(REQUEST) Give the records back in full, exactly as they read.

### RAW RECORDS

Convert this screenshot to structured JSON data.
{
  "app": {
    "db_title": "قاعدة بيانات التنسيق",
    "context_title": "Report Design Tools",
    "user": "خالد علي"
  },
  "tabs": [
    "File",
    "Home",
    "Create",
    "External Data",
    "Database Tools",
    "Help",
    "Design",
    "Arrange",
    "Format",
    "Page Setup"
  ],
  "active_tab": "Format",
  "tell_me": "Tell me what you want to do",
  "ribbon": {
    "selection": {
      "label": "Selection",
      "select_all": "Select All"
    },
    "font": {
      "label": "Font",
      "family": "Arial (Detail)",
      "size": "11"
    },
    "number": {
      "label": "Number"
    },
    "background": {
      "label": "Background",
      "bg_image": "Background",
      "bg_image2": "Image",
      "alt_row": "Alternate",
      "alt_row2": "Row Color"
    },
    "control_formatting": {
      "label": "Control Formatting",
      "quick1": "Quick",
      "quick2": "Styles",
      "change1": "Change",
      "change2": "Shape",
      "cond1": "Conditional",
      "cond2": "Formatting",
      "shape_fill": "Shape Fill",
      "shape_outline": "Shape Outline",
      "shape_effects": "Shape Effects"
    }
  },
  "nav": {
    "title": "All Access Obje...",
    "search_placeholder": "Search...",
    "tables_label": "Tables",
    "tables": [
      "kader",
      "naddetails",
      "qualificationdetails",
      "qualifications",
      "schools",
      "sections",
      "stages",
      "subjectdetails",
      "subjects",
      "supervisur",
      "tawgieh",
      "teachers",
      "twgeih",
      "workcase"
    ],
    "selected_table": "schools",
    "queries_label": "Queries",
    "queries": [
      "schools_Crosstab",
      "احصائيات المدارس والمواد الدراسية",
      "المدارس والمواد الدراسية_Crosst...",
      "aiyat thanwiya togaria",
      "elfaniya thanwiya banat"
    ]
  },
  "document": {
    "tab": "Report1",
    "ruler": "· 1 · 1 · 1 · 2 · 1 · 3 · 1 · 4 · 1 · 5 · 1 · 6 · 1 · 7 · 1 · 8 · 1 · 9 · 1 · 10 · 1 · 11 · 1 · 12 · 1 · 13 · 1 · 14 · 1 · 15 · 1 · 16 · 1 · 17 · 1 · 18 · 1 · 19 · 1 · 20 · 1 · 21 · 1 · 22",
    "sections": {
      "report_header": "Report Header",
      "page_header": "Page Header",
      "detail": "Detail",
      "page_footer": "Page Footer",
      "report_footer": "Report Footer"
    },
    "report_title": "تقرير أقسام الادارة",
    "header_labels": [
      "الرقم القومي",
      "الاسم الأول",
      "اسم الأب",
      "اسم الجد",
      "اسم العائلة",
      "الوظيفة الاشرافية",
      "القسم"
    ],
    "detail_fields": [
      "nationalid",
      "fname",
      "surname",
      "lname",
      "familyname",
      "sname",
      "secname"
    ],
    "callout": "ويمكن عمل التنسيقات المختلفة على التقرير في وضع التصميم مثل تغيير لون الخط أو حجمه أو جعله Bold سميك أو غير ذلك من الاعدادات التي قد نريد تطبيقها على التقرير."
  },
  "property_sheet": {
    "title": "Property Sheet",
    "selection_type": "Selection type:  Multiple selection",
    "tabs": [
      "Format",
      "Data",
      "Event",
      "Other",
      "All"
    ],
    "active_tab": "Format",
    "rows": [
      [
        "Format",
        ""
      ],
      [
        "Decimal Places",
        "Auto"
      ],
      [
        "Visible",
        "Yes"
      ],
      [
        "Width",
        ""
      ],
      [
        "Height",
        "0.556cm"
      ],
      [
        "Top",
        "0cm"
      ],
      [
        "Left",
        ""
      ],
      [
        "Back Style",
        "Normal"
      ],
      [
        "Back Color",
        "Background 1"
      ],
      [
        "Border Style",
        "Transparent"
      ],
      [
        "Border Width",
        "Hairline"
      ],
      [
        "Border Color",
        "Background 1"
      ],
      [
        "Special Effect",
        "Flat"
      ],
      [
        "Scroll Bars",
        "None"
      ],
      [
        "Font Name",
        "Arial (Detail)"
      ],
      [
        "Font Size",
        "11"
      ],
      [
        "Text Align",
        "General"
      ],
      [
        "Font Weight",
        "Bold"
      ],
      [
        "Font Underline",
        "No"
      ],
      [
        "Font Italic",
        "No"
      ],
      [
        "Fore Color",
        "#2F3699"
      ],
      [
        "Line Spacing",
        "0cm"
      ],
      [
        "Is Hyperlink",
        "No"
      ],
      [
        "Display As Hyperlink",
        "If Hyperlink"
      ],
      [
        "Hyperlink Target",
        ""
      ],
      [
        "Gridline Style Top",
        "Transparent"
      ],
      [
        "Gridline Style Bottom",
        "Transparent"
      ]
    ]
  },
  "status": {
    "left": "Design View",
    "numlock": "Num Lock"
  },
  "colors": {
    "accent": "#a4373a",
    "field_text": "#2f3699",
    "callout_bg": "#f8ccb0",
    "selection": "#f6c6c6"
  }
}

######

(TASK RESULT)
Convert this screenshot to structured JSON data.
{
  "app": {
    "db_title": "قاعدة بيانات التنسيق",
    "context_title": "Report Design Tools",
    "user": "خالد علي"
  },
  "tabs": [
    "File",
    "Home",
    "Create",
    "External Data",
    "Database Tools",
    "Help",
    "Design",
    "Arrange",
    "Format",
    "Page Setup"
  ],
  "active_tab": "Format",
  "tell_me": "Tell me what you want to do",
  "ribbon": {
    "selection": {
      "label": "Selection",
      "select_all": "Select All"
    },
    "font": {
      "label": "Font",
      "family": "Arial (Detail)",
      "size": "11"
    },
    "number": {
      "label": "Number"
    },
    "background": {
      "label": "Background",
      "bg_image": "Background",
      "bg_image2": "Image",
      "alt_row": "Alternate",
      "alt_row2": "Row Color"
    },
    "control_formatting": {
      "label": "Control Formatting",
      "quick1": "Quick",
      "quick2": "Styles",
      "change1": "Change",
      "change2": "Shape",
      "cond1": "Conditional",
      "cond2": "Formatting",
      "shape_fill": "Shape Fill",
      "shape_outline": "Shape Outline",
      "shape_effects": "Shape Effects"
    }
  },
  "nav": {
    "title": "All Access Obje...",
    "search_placeholder": "Search...",
    "tables_label": "Tables",
    "tables": [
      "kader",
      "naddetails",
      "qualificationdetails",
      "qualifications",
      "schools",
      "sections",
      "stages",
      "subjectdetails",
      "subjects",
      "supervisur",
      "tawgieh",
      "teachers",
      "twgeih",
      "workcase"
    ],
    "selected_table": "schools",
    "queries_label": "Queries",
    "queries": [
      "schools_Crosstab",
      "احصائيات المدارس والمواد الدراسية",
      "المدارس والمواد الدراسية_Crosst...",
      "aiyat thanwiya togaria",
      "elfaniya thanwiya banat"
    ]
  },
  "document": {
    "tab": "Report1",
    "ruler": "· 1 · 1 · 1 · 2 · 1 · 3 · 1 · 4 · 1 · 5 · 1 · 6 · 1 · 7 · 1 · 8 · 1 · 9 · 1 · 10 · 1 · 11 · 1 · 12 · 1 · 13 · 1 · 14 · 1 · 15 · 1 · 16 · 1 · 17 · 1 · 18 · 1 · 19 · 1 · 20 · 1 · 21 · 1 · 22",
    "sections": {
      "report_header": "Report Header",
      "page_header": "Page Header",
      "detail": "Detail",
      "page_footer": "Page Footer",
      "report_footer": "Report Footer"
    },
    "report_title": "تقرير أقسام الادارة",
    "header_labels": [
      "الرقم القومي",
      "الاسم الأول",
      "اسم الأب",
      "اسم الجد",
      "اسم العائلة",
      "الوظيفة الاشرافية",
      "القسم"
    ],
    "detail_fields": [
      "nationalid",
      "fname",
      "surname",
      "lname",
      "familyname",
      "sname",
      "secname"
    ],
    "callout": "ويمكن عمل التنسيقات المختلفة على التقرير في وضع التصميم مثل تغيير لون الخط أو حجمه أو جعله Bold سميك أو غير ذلك من الاعدادات التي قد نريد تطبيقها على التقرير."
  },
  "property_sheet": {
    "title": "Property Sheet",
    "selection_type": "Selection type:  Multiple selection",
    "tabs": [
      "Format",
      "Data",
      "Event",
      "Other",
      "All"
    ],
    "active_tab": "Format",
    "rows": [
      [
        "Format",
        ""
      ],
      [
        "Decimal Places",
        "Auto"
      ],
      [
        "Visible",
        "Yes"
      ],
      [
        "Width",
        ""
      ],
      [
        "Height",
        "0.556cm"
      ],
      [
        "Top",
        "0cm"
      ],
      [
        "Left",
        ""
      ],
      [
        "Back Style",
        "Normal"
      ],
      [
        "Back Color",
        "Background 1"
      ],
      [
        "Border Style",
        "Transparent"
      ],
      [
        "Border Width",
        "Hairline"
      ],
      [
        "Border Color",
        "Background 1"
      ],
      [
        "Special Effect",
        "Flat"
      ],
      [
        "Scroll Bars",
        "None"
      ],
      [
        "Font Name",
        "Arial (Detail)"
      ],
      [
        "Font Size",
        "11"
      ],
      [
        "Text Align",
        "General"
      ],
      [
        "Font Weight",
        "Bold"
      ],
      [
        "Font Underline",
        "No"
      ],
      [
        "Font Italic",
        "No"
      ],
      [
        "Fore Color",
        "#2F3699"
      ],
      [
        "Line Spacing",
        "0cm"
      ],
      [
        "Is Hyperlink",
        "No"
      ],
      [
        "Display As Hyperlink",
        "If Hyperlink"
      ],
      [
        "Hyperlink Target",
        ""
      ],
      [
        "Gridline Style Top",
        "Transparent"
      ],
      [
        "Gridline Style Bottom",
        "Transparent"
      ]
    ]
  },
  "status": {
    "left": "Design View",
    "numlock": "Num Lock"
  },
  "colors": {
    "accent": "#a4373a",
    "field_text": "#2f3699",
    "callout_bg": "#f8ccb0",
    "selection": "#f6c6c6"
  }
}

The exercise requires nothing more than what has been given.